Passage shown:
You know the problem – you have a number of chickens and they have a big fixed coop on the corner of your land. When it was newly built it looked wonderful, a big expanse of green lawn for the chickens to wander around on, a lovely concrete or timber floor which will be so easy to clean but then you encounter reality.

 

Chicken Tractor in a school garden

 

When chickens spend a lot of time in one area, a common consequence is bare dirt, which in wet weather becomes mud. If you confine your chickens to a run, you are quite likely to have a mud problem eventually, unless you live in the desert or on extremely free-draining soil. The problem is that chickens de-vegetate the area (thus, no roots to knit the soil together, also no greenery to draw up water to dry the soil) and by several mechanisms tend to slightly lower the soil level in the area, creating a sort of ‘bathtub’ that catches and holds whatever moisture comes its way.

Mud is not good for chickens. It can promote bumblefoot and internal parasites, as well as making it less easy and pleasant for chickens to get around. Mud is even worse for chicken owners. A muddy run looks awful, gives you brown bedraggled chickens, stinks to high heaven, and breeds a lot more flies than a dry run does.

Whatever happened to that beautiful patch of lawn that we built the chicken coop on?

Or, you can also use the “chicken tractor” method. Essentially what you have is a “free range chicken in a box” – every few days you move your chicken tractor onto a fresh patch of lawn as the spot on which they’re on gets worn down.  This allows them fresh greens, grit, bugs and seeds. No more messy coops, a portion of their feed is fresh greens daily and your mother-in-law will no longer turn her nose up at your fowl house.

List of tasks:
(1) In the passage on chicken coops, which two health problems can mud promote in chickens?
(2) Retype the part of the chicken-coop passage that opens with the words containing "Or, you can" and closes with "your fowl house.".

Element box records:

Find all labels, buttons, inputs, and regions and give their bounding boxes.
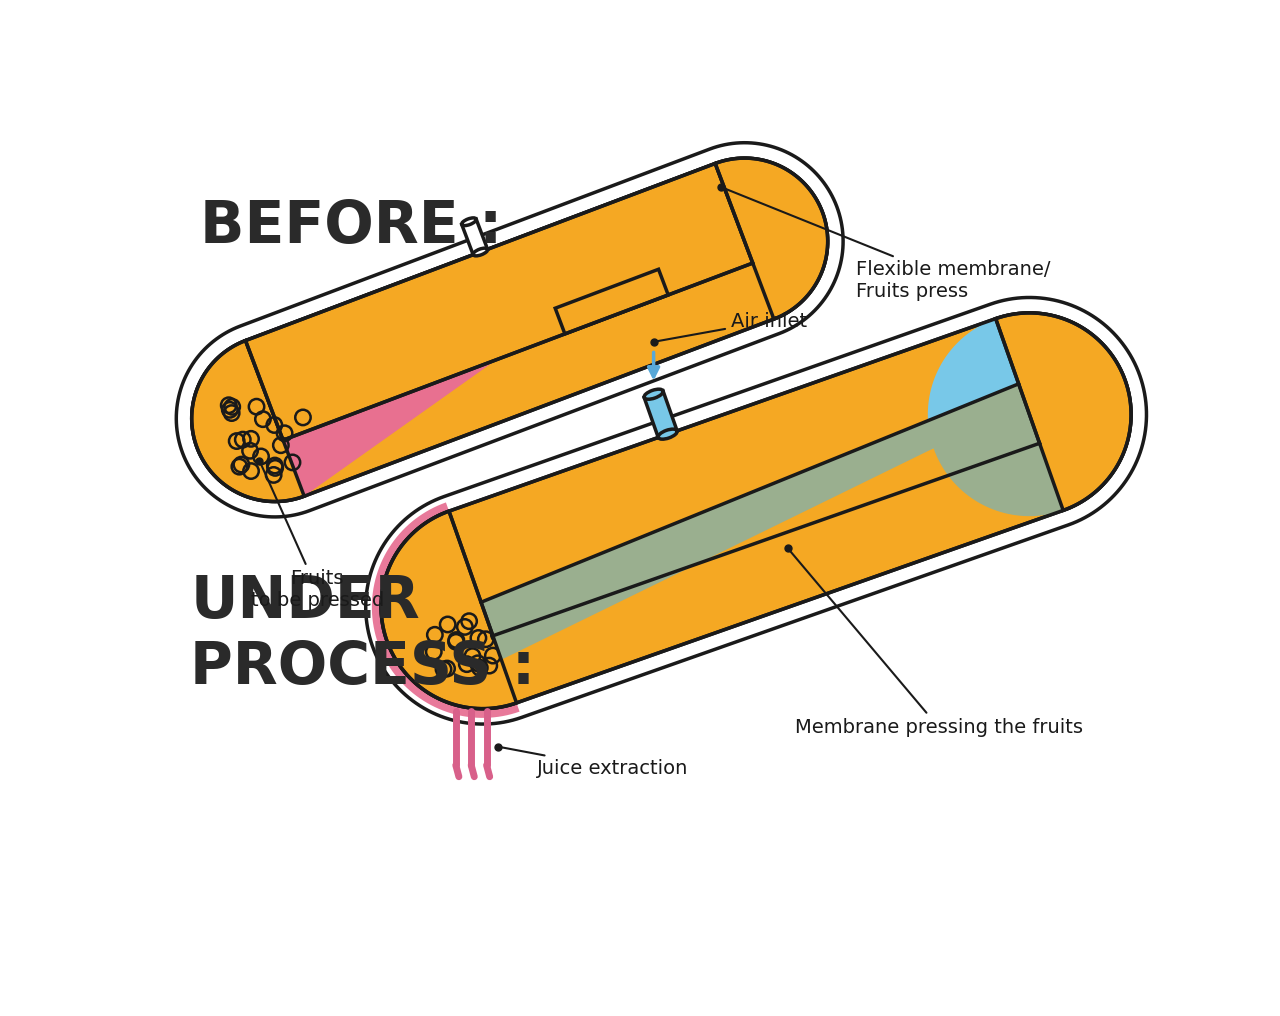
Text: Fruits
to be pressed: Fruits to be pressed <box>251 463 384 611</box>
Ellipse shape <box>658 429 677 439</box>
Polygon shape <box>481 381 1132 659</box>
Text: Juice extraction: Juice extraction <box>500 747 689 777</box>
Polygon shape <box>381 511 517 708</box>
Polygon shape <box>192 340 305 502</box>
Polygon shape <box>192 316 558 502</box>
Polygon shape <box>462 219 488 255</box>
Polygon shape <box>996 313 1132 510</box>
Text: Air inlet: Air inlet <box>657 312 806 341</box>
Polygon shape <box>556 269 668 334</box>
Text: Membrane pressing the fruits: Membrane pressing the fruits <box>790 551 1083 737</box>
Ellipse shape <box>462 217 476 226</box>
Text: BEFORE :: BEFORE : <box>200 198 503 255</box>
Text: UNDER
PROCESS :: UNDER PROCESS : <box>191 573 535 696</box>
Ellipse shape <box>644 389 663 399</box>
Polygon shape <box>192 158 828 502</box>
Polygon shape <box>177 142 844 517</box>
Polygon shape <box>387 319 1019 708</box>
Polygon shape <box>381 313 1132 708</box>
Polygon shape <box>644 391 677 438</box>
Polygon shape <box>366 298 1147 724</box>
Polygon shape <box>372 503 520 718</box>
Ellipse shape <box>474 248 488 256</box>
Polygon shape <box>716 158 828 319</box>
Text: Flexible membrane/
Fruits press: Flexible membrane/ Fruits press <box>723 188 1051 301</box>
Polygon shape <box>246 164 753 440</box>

---

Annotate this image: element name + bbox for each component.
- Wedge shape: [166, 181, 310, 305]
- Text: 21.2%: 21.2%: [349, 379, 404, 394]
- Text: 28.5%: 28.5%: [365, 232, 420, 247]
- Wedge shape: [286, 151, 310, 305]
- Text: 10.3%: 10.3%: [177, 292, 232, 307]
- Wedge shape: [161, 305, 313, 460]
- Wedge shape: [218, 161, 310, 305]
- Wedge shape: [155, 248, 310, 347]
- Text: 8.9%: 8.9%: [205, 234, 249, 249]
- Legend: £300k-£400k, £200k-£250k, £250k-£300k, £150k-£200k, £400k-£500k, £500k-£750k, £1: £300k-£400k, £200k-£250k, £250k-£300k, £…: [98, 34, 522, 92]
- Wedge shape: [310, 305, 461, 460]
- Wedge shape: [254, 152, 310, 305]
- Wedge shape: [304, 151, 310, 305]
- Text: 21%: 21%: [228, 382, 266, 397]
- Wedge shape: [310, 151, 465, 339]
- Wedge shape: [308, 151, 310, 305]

Results in order:
(1) Bumblefoot and internal parasites.

(2)
Or, you can also use the “chicken tractor” method. Essentially what you have is a “free range chicken in a box” – every few days you move your chicken tractor onto a fresh patch of lawn as the spot on which they’re on gets worn down.  This allows them fresh greens, grit, bugs and seeds. No more messy coops, a portion of their feed is fresh greens daily and your mother-in-law will no longer turn her nose up at your fowl house.